Extract each line holding the word "JSON" from the entries.

#### Records ####

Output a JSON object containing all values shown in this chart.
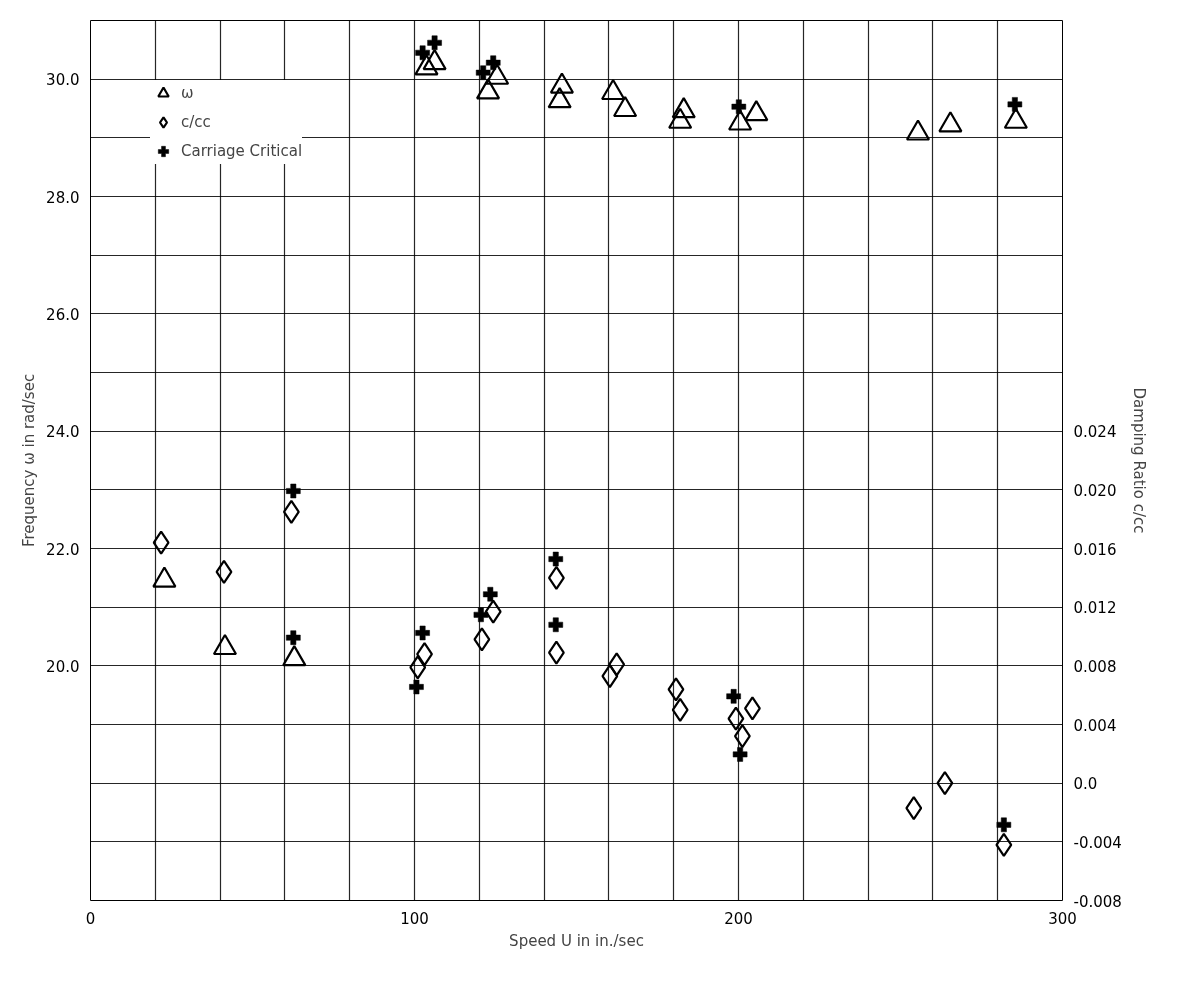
{
  "chart_data": {
    "type": "scatter",
    "xlabel": "Speed U in in./sec",
    "ylabel": "Frequency ω in rad/sec",
    "y2label": "Damping Ratio c/cc",
    "xlim": [
      0,
      300
    ],
    "xticks": [
      0,
      {
        "value": 20,
        "label": null
      },
      {
        "value": 40,
        "label": null
      },
      {
        "value": 60,
        "label": null
      },
      {
        "value": 80,
        "label": null
      },
      100,
      {
        "value": 120,
        "label": null
      },
      {
        "value": 140,
        "label": null
      },
      {
        "value": 160,
        "label": null
      },
      {
        "value": 180,
        "label": null
      },
      200,
      {
        "value": 220,
        "label": null
      },
      {
        "value": 240,
        "label": null
      },
      {
        "value": 260,
        "label": null
      },
      {
        "value": 280,
        "label": null
      },
      300
    ],
    "ylim": [
      16,
      31
    ],
    "yticks": [
      {
        "value": 17,
        "label": null
      },
      {
        "value": 18,
        "label": null
      },
      {
        "value": 19,
        "label": null
      },
      {
        "value": 20,
        "label": "20.0"
      },
      {
        "value": 21,
        "label": null
      },
      {
        "value": 22,
        "label": "22.0"
      },
      {
        "value": 23,
        "label": null
      },
      {
        "value": 24,
        "label": "24.0"
      },
      {
        "value": 25,
        "label": null
      },
      {
        "value": 26,
        "label": "26.0"
      },
      {
        "value": 27,
        "label": null
      },
      {
        "value": 28,
        "label": "28.0"
      },
      {
        "value": 29,
        "label": null
      },
      {
        "value": 30,
        "label": "30.0"
      }
    ],
    "y2lim": [
      -0.008,
      0.052
    ],
    "y2ticks": [
      {
        "value": -0.008,
        "label": "-0.008"
      },
      {
        "value": -0.004,
        "label": "-0.004"
      },
      {
        "value": 0,
        "label": "0.0"
      },
      {
        "value": 0.004,
        "label": "0.004"
      },
      {
        "value": 0.008,
        "label": "0.008"
      },
      {
        "value": 0.012,
        "label": "0.012"
      },
      {
        "value": 0.016,
        "label": "0.016"
      },
      {
        "value": 0.02,
        "label": "0.020"
      },
      {
        "value": 0.024,
        "label": "0.024"
      }
    ],
    "grid": true,
    "legend": "top left",
    "series": [
      {
        "name": "ω",
        "color": "#000000",
        "marker": "triangle",
        "x": [
          22.8,
          41.5,
          62.9,
          103.7,
          106.2,
          122.7,
          125.5,
          144.8,
          145.5,
          161.3,
          165.0,
          182.0,
          183.1,
          200.5,
          205.5,
          255.4,
          265.4,
          285.6
        ],
        "values": [
          21.46,
          20.31,
          20.12,
          30.19,
          30.28,
          29.78,
          30.03,
          29.63,
          29.88,
          29.77,
          29.48,
          29.28,
          29.46,
          29.25,
          29.41,
          29.08,
          29.22,
          29.28
        ]
      },
      {
        "name": "c/cc",
        "color": "#000000",
        "marker": "diamond",
        "axis": "y2",
        "x": [
          21.8,
          41.2,
          62.0,
          101.0,
          103.1,
          120.8,
          124.3,
          143.8,
          143.8,
          160.3,
          162.4,
          180.7,
          182.0,
          199.2,
          201.2,
          204.3,
          254.1,
          263.7,
          281.9
        ],
        "values": [
          0.0164,
          0.0144,
          0.0185,
          0.0079,
          0.0088,
          0.0098,
          0.0117,
          0.014,
          0.0089,
          0.0073,
          0.0081,
          0.0064,
          0.005,
          0.0044,
          0.0032,
          0.0051,
          -0.0017,
          0.0,
          -0.0042
        ]
      },
      {
        "name": "Carriage Critical",
        "color": "#000000",
        "marker": "cross",
        "x": [
          62.6,
          62.6,
          100.6,
          102.5,
          102.5,
          106.2,
          120.5,
          121.2,
          123.4,
          124.3,
          143.6,
          143.6,
          198.5,
          200.1,
          200.5,
          281.9,
          285.3
        ],
        "values": [
          22.98,
          20.48,
          19.64,
          20.56,
          30.45,
          30.62,
          20.87,
          30.11,
          21.22,
          30.28,
          21.82,
          20.7,
          19.48,
          29.53,
          18.49,
          17.29,
          29.57
        ]
      }
    ]
  }
}
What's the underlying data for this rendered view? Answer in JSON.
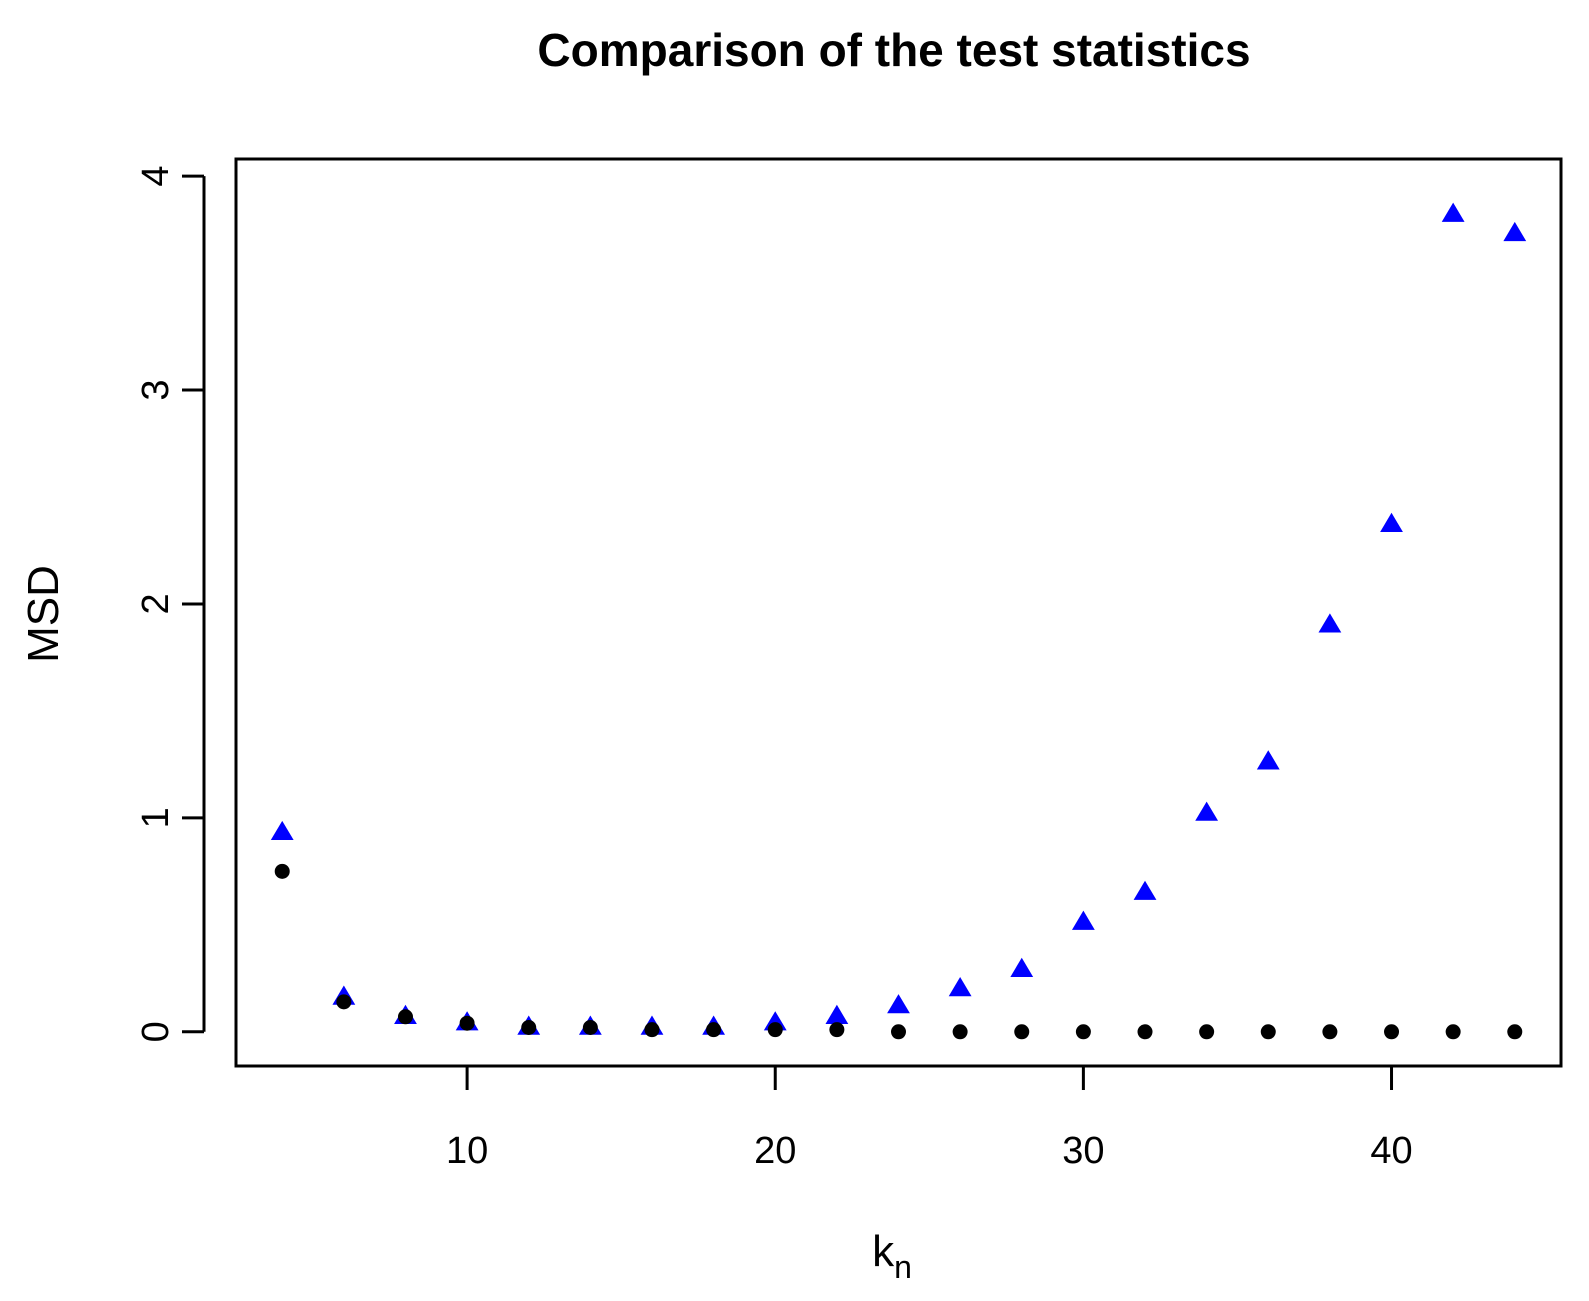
{
  "chart_data": {
    "type": "scatter",
    "title": "Comparison of the test statistics",
    "xlabel": "k",
    "xlabel_subscript": "n",
    "ylabel": "MSD",
    "xlim": [
      2.5,
      45.5
    ],
    "ylim": [
      -0.16,
      4.08
    ],
    "xticks": [
      10,
      20,
      30,
      40
    ],
    "yticks": [
      0,
      1,
      2,
      3,
      4
    ],
    "grid": false,
    "x": [
      4,
      6,
      8,
      10,
      12,
      14,
      16,
      18,
      20,
      22,
      24,
      26,
      28,
      30,
      32,
      34,
      36,
      38,
      40,
      42,
      44
    ],
    "series": [
      {
        "marker": "triangle",
        "color": "#0000ff",
        "values": [
          0.93,
          0.16,
          0.07,
          0.04,
          0.02,
          0.02,
          0.02,
          0.02,
          0.04,
          0.07,
          0.12,
          0.2,
          0.29,
          0.51,
          0.65,
          1.02,
          1.26,
          1.9,
          2.37,
          3.82,
          3.73
        ]
      },
      {
        "marker": "circle",
        "color": "#000000",
        "values": [
          0.75,
          0.14,
          0.07,
          0.04,
          0.02,
          0.02,
          0.01,
          0.01,
          0.01,
          0.01,
          0.0,
          0.0,
          0.0,
          0.0,
          0.0,
          0.0,
          0.0,
          0.0,
          0.0,
          0.0,
          0.0
        ]
      }
    ]
  }
}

####

Task solution:
Output a JSON object containing all values shown in this chart.
What's the underlying data for this rendered view? Answer in JSON.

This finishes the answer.